====== Document extract

DP applies when: (1) the problem has optimal substructure (optimal solution is built from optimal subsolutions), and (2) subproblems overlap (same subproblem is computed multiple times without DP).
// Classic DP: Longest Common Subsequence (LCS)
// dp[i][j] = LCS length of s1[0..i-1] and s2[0..j-1]
function lcs(s1, s2) {
const m = s1.length, n = s2.length;
const dp = Array.from({length: m+1}, () => new Array(n+1).fill(0));
for (let i = 1; i <= m; i++) {
for (let j = 1; j <= n; j++) {
dp[i][j] = s1[i-1] === s2[j-1]
? dp[i-1][j-1] + 1
: Math.max(dp[i-1][j], dp[i][j-1]);
}
}
return dp[m][n];
}
// 0/1 Knapsack — can we achieve exactly target sum?
function canPartition(nums) { // equal partition check
const total = nums.reduce((a,b) => a+b, 0);
if (total % 2 !== 0) return false;
const target = total / 2;
const dp = new Array(target + 1).fill(false);
dp[0] = true;
for (const num of nums) {
for (let j = target; j >= num; j--) dp[j] = dp[j] || dp[j - num];
}
return dp[target];
}
// Coin change — minimum coins to make amount
function coinChange(coins, amount) {
const dp = new Array(amount + 1).fill(Infinity);
dp[0] = 0;
for (let i = 1; i <= amount; i++) {
for (const coin of coins) {
if (coin <= i) dp[i] = Math.min(dp[i], dp[i - coin] + 1);
}
}
return dp[amount] === Infinity ? -1 : dp[amount];
}
Greedy Algorithms
A greedy algorithm makes the locally optimal choice at each step, hoping to reach a global optimum. Greedy works when the greedy choice property holds — a locally optimal choice never prevents a globally optimal solution.
Greedy does NOT always work (e.g., coin change with arbitrary denominations). Verify the property or test against edge cases before committing to greedy.
// Activity selection — maximum non-overlapping intervals
function maxActivities(intervals) {
intervals.sort((a, b) => a[1] - b[1]); // sort by end time
let count = 0, end = -Infinity;
for (const [start, finish] of intervals) {
if (start >= end) { count++; end = finish; }
}
return count;
}
// Jump game — can you reach the last index?

============
====== Given entries

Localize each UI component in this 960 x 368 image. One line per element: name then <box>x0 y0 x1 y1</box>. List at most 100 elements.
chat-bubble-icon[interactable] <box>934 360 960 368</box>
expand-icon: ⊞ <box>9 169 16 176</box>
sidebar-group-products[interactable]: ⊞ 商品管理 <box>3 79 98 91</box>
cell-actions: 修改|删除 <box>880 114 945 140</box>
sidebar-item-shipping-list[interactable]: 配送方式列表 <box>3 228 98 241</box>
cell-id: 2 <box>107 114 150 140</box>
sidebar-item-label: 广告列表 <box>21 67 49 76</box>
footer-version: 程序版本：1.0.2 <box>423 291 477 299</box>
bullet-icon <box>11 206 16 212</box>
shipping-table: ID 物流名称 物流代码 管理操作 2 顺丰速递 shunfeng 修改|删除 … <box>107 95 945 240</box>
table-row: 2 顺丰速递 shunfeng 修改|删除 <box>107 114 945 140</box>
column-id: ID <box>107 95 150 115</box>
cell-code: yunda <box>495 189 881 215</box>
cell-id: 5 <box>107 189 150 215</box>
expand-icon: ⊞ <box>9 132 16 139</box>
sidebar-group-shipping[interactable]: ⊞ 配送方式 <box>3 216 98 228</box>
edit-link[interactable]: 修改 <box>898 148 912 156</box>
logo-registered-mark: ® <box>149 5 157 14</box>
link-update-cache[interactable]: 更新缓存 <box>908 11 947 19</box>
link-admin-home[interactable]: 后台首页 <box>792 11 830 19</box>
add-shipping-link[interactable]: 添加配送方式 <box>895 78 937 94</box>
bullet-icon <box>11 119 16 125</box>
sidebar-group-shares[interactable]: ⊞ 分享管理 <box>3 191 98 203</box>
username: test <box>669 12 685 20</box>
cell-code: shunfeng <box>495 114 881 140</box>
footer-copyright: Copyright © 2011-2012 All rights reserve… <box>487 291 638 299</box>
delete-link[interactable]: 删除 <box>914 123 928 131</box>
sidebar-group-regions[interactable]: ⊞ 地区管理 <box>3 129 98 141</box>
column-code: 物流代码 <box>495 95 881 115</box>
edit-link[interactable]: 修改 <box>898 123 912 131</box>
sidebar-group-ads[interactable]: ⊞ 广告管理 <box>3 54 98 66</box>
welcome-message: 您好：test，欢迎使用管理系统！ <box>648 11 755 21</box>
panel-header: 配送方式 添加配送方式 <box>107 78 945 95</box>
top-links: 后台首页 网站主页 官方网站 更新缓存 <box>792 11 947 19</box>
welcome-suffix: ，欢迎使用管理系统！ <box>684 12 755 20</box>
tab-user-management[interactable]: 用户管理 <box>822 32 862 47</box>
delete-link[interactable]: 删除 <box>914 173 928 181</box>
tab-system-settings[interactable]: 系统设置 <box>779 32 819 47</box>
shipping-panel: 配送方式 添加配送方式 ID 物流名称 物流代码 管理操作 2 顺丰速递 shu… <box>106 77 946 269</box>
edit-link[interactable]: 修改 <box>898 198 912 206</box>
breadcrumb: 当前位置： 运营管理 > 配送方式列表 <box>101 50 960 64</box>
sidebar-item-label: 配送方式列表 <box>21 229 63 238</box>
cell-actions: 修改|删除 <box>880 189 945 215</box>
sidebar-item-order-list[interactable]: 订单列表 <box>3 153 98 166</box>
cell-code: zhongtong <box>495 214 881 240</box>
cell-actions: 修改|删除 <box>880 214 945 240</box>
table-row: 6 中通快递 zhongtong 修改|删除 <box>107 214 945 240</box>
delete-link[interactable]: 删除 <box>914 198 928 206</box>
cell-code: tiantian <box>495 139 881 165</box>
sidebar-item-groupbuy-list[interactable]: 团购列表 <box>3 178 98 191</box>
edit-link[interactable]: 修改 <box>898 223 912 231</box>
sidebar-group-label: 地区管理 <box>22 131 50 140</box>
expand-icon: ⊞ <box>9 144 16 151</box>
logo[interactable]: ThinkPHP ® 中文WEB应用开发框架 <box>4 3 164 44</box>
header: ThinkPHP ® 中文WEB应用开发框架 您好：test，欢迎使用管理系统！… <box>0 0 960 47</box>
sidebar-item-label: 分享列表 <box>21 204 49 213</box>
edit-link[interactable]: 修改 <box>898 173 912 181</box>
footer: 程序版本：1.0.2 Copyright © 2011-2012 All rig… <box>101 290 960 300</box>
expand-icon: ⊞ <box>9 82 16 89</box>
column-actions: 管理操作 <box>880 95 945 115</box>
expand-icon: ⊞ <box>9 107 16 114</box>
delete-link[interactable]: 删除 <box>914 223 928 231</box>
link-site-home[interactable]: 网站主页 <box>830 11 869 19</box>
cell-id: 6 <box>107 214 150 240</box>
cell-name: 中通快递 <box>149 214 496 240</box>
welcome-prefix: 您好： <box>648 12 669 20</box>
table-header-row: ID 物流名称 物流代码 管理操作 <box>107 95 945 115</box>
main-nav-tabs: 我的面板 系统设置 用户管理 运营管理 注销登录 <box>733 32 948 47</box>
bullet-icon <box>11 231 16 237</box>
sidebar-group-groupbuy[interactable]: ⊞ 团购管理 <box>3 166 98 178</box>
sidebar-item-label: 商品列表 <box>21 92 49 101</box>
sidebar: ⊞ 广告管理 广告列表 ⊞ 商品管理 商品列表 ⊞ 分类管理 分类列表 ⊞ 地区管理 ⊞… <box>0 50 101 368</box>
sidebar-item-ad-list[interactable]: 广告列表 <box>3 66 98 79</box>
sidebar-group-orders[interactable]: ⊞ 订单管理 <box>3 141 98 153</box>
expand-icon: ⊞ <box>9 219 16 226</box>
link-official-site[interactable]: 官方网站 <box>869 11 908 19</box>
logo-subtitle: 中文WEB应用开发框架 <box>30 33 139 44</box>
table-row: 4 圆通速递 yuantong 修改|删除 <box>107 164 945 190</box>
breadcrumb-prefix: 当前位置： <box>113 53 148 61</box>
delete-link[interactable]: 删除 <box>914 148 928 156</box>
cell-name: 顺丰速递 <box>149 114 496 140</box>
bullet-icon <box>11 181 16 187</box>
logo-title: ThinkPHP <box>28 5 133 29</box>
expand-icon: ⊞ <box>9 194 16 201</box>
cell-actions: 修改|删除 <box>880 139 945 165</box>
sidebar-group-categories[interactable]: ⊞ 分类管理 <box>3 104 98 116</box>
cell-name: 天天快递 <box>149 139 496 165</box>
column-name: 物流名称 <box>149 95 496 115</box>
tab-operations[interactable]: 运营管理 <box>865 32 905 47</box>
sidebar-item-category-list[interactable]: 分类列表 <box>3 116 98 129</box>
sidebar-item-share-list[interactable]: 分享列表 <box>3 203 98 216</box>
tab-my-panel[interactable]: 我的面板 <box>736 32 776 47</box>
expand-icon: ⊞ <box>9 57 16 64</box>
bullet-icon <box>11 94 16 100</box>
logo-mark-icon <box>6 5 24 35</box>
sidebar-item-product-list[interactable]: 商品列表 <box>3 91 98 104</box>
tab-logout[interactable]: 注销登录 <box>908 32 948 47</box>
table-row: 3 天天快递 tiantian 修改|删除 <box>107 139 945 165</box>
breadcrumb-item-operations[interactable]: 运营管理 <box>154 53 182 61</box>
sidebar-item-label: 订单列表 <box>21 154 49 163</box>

============

Task list.
a. In the text on dynamic programming and greedy algorithms, what does the activity selection function sort the intervals by?
b. Write the next part of the text on dynamic programming and greedy algorithms, picking up right after its last line.
The lines are separate material and have nothing to do with the text on dynamic programming and greedy algorithms.

Answer section.
a. By end time.

b.
function canJump(nums) {
let reach = 0;
for (let i = 0; i < nums.length; i++) {
if (i > reach) return false;
reach = Math.max(reach, i + nums[i]);
}
return true;
}
// Huffman coding, Dijkstra's shortest path, Prim's MST — all greedy
Algorithm Design Patterns at a Glance
| Pattern | When to use |
|---|---|
| Two Pointers | Sorted arrays, palindromes, pair sum |
| Sliding Window | Contiguous subarrays of fixed or variable size |
| Binary Search | Sorted input, or when the answer space is monotone |
| BFS | Shortest path, level-order traversal |
| DFS / Backtracking | Exhaustive search, all paths, permutations, combinations |
| Dynamic Programming | Overlapping subproblems: sequences, knapsack, grid paths |
| Greedy | Locally optimal = globally optimal: intervals, scheduling |
| Divide & Conquer | Independent subproblems: sorting, power, median-of-medians |
Interview approach
When given a new problem: (1) identify the pattern — sorted? → binary search or two pointers. Shortest path? → BFS. Optimise over choices? → DP or greedy. (2) state the brute-force first. (3) identify the bottleneck and optimise. This systematic approach prevents you from jumping to a clever solution that doesn't exist.
Practice Exercises
- Implement merge sort and count the number of inversions while merging.
- Find the first "bad version" using binary search (classic LeetCode template).
- Find the longest increasing subsequence (LIS) — O(n²) DP, then O(n log n) with patience sorting.
- Solve the word break problem using DP: given a dictionary, can a string be segmented into dictionary words?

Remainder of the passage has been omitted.